• [Requirement]
Scan the material for the word "Espace", and copy each line where it shows up.

• [Given records]

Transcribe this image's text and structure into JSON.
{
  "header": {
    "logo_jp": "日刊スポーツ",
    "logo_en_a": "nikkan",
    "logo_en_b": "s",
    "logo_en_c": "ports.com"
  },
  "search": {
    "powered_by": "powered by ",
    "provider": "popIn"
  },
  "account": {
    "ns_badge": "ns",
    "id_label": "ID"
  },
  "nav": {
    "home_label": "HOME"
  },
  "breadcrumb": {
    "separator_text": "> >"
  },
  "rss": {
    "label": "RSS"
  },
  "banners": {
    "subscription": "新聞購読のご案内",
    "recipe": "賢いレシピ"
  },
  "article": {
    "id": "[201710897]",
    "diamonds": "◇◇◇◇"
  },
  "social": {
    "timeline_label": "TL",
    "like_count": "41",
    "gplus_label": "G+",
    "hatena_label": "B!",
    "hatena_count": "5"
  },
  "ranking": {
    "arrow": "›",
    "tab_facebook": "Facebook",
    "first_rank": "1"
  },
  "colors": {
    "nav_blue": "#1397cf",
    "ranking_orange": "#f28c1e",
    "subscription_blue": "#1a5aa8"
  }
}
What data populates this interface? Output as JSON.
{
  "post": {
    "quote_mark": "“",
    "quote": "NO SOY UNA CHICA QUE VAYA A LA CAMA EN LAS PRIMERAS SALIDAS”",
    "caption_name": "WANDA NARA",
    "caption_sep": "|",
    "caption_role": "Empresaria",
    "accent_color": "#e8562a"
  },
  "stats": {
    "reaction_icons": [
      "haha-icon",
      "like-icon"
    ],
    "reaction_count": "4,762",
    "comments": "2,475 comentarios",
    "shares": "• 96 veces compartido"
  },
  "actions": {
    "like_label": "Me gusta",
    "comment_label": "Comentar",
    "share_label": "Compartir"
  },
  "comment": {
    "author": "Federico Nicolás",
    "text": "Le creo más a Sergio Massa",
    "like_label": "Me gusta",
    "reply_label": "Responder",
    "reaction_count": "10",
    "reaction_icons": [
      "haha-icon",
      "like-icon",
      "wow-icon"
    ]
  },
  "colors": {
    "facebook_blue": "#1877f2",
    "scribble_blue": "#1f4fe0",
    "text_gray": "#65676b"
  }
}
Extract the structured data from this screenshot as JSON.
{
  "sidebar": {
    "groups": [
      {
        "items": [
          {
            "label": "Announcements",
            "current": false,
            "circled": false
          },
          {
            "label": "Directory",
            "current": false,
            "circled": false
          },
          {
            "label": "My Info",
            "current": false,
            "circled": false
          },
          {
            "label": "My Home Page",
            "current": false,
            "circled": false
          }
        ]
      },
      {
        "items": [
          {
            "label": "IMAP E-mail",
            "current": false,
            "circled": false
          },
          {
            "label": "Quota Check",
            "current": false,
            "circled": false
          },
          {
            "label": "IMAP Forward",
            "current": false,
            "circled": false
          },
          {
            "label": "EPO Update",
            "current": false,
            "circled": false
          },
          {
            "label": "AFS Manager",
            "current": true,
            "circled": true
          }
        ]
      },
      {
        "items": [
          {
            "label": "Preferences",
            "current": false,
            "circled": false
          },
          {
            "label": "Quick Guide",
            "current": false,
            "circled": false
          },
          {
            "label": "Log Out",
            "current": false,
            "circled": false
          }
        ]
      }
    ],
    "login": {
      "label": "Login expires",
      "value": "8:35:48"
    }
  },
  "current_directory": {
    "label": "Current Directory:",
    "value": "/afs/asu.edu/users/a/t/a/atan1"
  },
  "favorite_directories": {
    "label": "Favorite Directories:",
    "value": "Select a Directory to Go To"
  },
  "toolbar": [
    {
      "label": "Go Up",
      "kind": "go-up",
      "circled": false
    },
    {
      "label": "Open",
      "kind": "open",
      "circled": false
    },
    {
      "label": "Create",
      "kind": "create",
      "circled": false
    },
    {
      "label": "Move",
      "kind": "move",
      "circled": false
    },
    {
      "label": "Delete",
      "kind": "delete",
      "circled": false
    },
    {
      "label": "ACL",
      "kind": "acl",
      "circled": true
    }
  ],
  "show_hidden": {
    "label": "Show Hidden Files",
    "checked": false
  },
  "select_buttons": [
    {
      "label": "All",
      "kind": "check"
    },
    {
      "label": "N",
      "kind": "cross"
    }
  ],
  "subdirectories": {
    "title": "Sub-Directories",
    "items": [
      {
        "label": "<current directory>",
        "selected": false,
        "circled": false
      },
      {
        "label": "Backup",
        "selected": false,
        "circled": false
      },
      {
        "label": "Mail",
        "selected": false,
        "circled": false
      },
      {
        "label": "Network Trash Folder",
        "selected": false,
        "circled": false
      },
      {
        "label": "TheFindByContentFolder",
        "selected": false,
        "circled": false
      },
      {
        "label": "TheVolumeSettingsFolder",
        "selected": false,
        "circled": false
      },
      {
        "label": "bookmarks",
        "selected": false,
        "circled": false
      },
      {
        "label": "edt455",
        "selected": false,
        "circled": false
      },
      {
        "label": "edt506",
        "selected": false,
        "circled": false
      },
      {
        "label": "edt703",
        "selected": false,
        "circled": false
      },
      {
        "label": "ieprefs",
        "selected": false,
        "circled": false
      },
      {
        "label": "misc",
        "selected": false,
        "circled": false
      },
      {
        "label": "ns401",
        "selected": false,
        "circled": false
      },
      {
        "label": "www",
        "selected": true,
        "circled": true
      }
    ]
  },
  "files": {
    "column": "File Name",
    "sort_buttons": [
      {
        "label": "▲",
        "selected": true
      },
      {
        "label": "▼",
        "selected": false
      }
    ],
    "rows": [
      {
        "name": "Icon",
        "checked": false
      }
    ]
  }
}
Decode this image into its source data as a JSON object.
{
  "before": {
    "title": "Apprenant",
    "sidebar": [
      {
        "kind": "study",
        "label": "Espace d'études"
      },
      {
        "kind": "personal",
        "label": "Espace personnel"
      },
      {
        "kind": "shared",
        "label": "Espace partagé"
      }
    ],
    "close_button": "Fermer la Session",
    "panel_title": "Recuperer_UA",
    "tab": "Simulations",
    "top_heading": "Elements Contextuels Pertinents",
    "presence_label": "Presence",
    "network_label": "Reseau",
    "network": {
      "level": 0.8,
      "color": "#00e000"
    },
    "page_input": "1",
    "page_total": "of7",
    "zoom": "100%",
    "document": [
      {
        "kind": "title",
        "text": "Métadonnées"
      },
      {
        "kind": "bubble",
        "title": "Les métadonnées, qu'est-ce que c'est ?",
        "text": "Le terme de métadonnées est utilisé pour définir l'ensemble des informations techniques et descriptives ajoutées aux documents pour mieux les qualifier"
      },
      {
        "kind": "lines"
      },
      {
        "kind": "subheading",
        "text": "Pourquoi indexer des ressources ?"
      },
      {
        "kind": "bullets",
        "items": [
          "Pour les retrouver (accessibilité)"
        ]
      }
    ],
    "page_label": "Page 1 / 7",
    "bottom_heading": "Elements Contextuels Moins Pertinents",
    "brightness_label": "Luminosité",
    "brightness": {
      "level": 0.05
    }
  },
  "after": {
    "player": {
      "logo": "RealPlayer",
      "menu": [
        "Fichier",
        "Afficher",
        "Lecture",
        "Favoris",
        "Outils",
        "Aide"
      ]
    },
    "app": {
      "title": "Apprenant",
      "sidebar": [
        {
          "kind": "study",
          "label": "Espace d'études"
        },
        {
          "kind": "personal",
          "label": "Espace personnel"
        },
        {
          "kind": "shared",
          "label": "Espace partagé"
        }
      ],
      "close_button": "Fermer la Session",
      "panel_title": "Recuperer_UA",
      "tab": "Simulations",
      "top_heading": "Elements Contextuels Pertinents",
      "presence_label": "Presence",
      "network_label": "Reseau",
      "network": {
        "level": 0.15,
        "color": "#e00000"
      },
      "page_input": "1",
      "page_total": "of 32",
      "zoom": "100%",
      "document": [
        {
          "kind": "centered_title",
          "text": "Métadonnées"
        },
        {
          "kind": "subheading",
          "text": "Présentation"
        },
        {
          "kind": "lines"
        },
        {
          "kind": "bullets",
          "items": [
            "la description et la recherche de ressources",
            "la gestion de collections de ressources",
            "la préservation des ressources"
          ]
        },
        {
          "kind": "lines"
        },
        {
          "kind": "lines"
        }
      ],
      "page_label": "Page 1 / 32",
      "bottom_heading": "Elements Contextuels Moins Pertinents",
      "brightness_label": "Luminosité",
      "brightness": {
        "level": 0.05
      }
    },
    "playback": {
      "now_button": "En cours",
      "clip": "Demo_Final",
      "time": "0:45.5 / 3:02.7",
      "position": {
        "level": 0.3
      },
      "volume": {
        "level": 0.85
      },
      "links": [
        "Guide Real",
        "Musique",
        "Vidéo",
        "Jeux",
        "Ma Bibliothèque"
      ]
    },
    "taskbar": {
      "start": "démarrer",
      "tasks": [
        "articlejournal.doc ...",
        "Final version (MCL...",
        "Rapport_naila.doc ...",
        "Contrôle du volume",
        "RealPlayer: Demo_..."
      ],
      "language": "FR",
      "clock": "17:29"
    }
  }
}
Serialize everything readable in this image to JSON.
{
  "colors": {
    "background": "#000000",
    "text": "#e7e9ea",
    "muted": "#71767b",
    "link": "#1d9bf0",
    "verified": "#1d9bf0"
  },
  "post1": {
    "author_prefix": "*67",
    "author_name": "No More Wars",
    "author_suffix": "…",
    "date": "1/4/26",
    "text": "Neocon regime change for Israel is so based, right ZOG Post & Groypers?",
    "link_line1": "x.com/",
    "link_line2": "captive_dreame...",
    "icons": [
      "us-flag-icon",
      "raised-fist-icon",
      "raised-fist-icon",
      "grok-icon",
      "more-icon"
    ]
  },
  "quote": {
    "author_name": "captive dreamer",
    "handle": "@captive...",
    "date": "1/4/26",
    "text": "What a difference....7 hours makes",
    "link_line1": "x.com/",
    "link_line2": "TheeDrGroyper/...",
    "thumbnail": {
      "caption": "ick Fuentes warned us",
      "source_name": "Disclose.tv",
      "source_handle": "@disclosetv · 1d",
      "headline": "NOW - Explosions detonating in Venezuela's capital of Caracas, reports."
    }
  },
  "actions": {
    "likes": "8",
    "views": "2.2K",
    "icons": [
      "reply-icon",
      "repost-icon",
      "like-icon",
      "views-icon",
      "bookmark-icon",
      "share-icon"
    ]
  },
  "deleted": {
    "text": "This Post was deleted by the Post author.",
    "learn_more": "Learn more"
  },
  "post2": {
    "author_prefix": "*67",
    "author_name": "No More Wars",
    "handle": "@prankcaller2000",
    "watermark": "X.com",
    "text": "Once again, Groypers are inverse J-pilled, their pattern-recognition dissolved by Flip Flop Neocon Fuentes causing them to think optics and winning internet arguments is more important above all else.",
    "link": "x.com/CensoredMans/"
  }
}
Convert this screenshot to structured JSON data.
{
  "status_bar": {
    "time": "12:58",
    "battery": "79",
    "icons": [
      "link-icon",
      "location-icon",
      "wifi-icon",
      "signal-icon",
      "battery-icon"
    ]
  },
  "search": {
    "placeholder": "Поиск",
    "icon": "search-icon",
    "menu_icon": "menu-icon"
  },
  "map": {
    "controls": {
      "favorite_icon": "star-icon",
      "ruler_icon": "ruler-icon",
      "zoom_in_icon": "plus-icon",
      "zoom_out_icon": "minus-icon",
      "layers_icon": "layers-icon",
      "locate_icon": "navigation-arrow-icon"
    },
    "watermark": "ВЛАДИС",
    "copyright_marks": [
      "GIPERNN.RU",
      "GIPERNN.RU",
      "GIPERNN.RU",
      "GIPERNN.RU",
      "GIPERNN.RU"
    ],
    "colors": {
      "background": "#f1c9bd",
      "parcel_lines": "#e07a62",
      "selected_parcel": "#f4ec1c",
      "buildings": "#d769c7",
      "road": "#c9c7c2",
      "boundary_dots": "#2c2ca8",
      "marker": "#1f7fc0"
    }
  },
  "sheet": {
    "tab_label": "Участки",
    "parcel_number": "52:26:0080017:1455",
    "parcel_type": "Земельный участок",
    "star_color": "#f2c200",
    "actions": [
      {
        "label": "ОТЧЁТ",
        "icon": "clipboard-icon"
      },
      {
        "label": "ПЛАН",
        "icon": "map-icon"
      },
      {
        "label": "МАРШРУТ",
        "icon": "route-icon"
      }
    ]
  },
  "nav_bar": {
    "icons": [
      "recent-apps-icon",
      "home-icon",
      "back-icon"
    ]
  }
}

• [Written answer]
        "label": "Espace d'études"
        "label": "Espace personnel"
        "label": "Espace partagé"
          "label": "Espace d'études"
          "label": "Espace personnel"
          "label": "Espace partagé"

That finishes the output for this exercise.